══ Extracted material ══
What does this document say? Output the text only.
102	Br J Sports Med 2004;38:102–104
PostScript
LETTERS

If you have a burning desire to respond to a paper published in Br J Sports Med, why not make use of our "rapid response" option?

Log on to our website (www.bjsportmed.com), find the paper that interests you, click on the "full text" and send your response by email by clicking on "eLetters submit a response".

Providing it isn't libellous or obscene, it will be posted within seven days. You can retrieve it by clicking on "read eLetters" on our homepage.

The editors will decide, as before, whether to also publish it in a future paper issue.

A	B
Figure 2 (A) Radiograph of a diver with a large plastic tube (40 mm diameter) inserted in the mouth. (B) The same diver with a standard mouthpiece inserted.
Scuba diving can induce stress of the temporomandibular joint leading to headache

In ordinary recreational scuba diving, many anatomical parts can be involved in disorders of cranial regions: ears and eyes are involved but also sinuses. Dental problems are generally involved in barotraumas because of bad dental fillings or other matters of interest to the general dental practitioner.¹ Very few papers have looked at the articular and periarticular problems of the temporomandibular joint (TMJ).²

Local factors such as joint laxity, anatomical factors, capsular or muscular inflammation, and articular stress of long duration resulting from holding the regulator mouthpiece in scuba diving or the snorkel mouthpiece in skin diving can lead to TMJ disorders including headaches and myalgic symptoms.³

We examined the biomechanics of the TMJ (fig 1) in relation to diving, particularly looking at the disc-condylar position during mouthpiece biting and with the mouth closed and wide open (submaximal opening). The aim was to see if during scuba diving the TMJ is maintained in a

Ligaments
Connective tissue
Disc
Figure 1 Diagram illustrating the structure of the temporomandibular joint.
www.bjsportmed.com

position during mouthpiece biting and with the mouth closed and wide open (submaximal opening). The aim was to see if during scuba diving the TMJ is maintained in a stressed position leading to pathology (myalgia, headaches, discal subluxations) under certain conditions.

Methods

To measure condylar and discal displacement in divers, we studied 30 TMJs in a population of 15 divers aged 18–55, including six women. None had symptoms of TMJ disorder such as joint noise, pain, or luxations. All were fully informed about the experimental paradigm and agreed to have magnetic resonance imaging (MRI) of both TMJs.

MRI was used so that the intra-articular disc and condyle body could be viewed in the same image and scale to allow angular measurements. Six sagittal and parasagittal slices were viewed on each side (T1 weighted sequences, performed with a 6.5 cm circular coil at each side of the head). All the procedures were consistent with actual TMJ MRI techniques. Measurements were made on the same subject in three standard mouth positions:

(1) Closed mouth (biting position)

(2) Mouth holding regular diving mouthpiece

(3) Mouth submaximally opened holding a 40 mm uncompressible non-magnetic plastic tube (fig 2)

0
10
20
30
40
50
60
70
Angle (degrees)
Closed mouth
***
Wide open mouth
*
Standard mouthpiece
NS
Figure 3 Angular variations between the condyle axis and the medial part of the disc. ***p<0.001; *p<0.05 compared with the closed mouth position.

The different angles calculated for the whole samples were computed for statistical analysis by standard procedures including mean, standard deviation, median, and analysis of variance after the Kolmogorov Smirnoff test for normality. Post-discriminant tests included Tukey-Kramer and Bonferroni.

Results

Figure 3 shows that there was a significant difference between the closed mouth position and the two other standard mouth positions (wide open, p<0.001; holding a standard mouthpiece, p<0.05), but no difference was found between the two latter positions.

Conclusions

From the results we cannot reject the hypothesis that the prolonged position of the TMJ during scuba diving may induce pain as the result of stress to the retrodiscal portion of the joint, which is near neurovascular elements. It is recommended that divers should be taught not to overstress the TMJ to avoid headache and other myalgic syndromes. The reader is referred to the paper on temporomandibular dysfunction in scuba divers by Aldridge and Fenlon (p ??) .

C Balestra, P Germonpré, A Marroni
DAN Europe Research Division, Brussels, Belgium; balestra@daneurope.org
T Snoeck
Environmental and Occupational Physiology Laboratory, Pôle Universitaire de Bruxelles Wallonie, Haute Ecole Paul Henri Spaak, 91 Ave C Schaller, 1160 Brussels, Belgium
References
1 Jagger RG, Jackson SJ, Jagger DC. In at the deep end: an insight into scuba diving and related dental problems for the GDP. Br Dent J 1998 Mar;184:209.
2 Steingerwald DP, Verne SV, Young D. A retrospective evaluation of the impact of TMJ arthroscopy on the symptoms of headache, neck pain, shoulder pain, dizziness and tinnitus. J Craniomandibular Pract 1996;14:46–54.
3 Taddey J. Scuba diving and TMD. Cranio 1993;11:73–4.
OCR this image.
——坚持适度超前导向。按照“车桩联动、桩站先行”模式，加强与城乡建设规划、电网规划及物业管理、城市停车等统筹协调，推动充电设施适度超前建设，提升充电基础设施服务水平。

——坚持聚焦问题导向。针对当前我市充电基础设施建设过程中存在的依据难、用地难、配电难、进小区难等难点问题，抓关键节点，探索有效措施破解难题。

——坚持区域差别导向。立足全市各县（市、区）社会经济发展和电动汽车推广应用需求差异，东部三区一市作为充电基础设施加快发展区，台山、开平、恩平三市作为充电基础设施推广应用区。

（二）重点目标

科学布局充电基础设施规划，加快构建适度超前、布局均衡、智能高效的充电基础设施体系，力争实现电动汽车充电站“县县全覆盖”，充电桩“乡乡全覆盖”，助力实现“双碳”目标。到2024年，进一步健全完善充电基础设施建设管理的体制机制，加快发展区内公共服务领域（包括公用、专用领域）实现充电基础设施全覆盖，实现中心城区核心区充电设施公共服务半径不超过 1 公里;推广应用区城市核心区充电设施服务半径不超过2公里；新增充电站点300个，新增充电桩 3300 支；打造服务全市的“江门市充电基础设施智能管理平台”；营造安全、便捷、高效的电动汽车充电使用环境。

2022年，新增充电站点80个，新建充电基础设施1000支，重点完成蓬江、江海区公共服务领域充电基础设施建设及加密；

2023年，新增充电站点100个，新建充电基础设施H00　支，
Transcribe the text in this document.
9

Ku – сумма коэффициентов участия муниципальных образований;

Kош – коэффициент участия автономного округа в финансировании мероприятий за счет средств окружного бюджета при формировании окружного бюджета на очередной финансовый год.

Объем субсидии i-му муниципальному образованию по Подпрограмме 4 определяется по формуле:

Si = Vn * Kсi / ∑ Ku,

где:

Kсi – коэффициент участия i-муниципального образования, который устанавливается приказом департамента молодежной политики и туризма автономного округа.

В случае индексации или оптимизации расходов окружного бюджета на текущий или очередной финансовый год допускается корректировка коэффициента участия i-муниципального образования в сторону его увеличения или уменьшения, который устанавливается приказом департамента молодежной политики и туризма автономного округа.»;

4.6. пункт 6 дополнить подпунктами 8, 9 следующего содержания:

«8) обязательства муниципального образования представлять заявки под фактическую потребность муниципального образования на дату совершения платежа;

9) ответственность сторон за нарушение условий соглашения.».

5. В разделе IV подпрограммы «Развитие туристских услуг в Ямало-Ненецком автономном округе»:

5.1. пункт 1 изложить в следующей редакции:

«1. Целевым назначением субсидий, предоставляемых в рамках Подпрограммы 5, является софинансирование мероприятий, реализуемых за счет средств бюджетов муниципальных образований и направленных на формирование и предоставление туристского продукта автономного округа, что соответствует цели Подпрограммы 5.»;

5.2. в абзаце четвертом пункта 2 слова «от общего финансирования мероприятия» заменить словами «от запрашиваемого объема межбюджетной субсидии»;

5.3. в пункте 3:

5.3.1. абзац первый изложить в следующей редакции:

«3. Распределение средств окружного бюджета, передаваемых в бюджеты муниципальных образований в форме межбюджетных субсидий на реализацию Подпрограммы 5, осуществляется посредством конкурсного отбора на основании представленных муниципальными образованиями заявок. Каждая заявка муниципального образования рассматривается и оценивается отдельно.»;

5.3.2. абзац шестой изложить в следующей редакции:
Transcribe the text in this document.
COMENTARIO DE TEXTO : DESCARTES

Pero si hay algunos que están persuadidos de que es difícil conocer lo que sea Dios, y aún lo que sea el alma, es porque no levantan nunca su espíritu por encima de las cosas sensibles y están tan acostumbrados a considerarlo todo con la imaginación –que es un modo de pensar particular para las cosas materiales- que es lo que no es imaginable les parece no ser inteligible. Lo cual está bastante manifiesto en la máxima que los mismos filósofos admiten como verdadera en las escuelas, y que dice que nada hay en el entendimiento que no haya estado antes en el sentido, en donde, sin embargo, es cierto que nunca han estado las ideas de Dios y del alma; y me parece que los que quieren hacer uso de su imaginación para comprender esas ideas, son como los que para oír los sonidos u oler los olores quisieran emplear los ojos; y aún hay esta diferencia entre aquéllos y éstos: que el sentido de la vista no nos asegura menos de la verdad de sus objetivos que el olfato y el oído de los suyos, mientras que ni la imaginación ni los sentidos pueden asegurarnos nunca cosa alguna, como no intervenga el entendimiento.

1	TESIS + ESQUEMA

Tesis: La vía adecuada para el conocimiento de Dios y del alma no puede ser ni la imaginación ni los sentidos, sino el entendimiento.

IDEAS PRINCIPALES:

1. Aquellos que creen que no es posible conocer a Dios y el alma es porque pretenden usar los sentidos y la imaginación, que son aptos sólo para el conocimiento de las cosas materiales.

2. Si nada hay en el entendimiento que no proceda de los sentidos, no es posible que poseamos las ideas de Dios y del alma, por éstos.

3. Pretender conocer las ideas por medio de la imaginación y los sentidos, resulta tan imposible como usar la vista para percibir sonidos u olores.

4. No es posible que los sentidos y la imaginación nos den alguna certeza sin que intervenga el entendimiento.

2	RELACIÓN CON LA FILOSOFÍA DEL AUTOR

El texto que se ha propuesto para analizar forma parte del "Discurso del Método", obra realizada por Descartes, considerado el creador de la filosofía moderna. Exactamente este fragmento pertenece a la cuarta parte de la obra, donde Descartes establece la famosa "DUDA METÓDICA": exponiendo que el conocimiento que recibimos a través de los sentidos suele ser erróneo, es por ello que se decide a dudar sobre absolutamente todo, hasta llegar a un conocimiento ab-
═══
Short exercise:
Write down only the number of lines that contain the string "Brussels" in the listing.

Answer in full:
2